══ SUPPLIED PASSAGE

In today's climate, it's important that we secure communications with our servers. For example, if you're on open wifi (at a coffee shop, for example, or at a conference), it's trivial to steal the unsecured logins of the people around you. Using secured connections also helps protect against people monitoring your communications further up the chain, at an infrastructure level. In the era of the Snowden revelations, protecting your privacy is an obviously good idea - but there is also an immediate practical value in preventing people from stealing your passwords and credit card details, too. Security is so important that Google recently said that they would rank secure sites higher in their index.
But it's so hard to implement that today, most peoples' websites are nowhere near secure - and it's the technology's fault.
First, let's talk about secure websites work.
Here's a summary version.
When you visit a secure website, your browser and the site's web server discuss which secure encryption protocols and algorithms they both support. The server also sends your browser a security certificate, which contains the website address, as well as details about a central certificate signing authority that can verify that the certificate is authentic. The certificate is cryptographically signed by the digital signing authority. Every browser comes with the cryptographic keys of all the major certificate signing authorities, which it uses to verify the certificate's authenticity. Only once the secure protocols have been chosen and the certificate is verified as being both authentic and for this website does the page load.
Even the summary is kind of technical, so if your eyes glazed over, just take away these two things:
- Secure websites are only accessible if they have been certified by one of a handful of central organizations, and the certificates contain the address of the website they pertain to.
- There are lots of different algorithms that can be used to secure the traffic between your web browser and the website, and some of them are more secure than others.
So how do I secure my website?
Let's back up a little bit. Here's how a lot of people create their websites:
- Sign up with WordPress.com or Squarespace (or Known Pro, of course!)

════
══ INFORMATION PROVIDED

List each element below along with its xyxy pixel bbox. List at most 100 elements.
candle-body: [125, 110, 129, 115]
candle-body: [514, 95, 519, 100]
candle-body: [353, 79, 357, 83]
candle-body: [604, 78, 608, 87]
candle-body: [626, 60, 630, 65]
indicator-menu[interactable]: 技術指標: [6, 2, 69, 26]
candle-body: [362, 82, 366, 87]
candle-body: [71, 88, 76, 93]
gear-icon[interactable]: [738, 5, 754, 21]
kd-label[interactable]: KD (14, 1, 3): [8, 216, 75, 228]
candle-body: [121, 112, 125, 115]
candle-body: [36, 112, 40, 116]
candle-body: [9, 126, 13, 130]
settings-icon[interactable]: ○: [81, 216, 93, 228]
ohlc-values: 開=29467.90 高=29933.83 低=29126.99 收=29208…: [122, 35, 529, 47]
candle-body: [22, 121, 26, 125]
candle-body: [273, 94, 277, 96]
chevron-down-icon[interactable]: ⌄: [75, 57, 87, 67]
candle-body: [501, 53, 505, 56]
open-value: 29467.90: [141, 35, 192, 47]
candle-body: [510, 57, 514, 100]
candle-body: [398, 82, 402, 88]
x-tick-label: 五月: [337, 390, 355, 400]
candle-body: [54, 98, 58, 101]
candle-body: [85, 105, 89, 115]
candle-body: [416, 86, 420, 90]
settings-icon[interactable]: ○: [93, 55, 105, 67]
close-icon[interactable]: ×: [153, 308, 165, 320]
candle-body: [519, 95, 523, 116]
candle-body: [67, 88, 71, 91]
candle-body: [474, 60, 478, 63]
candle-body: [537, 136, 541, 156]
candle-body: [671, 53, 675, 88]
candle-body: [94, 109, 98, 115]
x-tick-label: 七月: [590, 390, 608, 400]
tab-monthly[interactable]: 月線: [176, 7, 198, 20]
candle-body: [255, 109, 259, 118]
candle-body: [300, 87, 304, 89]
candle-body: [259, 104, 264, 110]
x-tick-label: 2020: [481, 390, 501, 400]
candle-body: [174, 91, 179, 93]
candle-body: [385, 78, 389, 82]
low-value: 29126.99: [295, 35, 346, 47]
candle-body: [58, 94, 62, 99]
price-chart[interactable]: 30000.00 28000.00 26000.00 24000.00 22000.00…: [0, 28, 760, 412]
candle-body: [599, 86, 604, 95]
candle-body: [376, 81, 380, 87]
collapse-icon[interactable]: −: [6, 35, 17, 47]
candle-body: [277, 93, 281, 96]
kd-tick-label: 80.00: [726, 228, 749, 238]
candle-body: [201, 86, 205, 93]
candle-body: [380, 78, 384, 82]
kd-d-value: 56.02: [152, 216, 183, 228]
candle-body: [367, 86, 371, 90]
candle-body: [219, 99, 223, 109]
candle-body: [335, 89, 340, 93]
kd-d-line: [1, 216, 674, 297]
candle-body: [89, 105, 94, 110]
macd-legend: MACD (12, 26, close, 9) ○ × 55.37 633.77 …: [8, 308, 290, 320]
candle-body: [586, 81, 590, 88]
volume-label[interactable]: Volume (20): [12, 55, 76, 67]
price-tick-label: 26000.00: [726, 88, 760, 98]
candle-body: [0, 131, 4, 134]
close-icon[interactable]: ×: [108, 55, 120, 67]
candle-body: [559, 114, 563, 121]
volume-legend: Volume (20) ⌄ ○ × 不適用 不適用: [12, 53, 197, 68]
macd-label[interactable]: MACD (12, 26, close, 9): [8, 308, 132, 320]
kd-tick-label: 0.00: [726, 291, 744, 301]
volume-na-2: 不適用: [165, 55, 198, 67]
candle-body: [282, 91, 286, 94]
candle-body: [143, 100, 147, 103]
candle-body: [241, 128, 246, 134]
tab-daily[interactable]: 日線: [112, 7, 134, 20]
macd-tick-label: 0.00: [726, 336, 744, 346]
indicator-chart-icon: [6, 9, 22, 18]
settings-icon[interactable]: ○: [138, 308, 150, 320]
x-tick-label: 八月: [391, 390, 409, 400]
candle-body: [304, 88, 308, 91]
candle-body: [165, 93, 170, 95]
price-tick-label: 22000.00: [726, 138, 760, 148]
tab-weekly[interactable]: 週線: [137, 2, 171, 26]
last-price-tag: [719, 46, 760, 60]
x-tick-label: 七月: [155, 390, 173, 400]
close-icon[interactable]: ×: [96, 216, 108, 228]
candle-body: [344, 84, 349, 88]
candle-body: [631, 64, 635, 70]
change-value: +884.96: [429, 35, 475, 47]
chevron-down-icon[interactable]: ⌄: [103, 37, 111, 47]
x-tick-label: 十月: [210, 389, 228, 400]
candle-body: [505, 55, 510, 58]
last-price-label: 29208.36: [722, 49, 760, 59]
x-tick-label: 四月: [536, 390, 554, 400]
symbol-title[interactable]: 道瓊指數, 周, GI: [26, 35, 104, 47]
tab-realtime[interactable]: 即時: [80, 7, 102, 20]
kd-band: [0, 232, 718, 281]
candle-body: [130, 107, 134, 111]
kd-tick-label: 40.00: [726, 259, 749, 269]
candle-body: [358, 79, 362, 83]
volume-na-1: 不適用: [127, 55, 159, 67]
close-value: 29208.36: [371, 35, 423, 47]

════

Echo the text of the secure websites article word for word, starting at "In today's climate, it's" and ending at "in their index.".

In today's climate, it's important that we secure communications with our servers. For example, if you're on open wifi (at a coffee shop, for example, or at a conference), it's trivial to steal the unsecured logins of the people around you. Using secured connections also helps protect against people monitoring your communications further up the chain, at an infrastructure level. In the era of the Snowden revelations, protecting your privacy is an obviously good idea - but there is also an immediate practical value in preventing people from stealing your passwords and credit card details, too. Security is so important that Google recently said that they would rank secure sites higher in their index.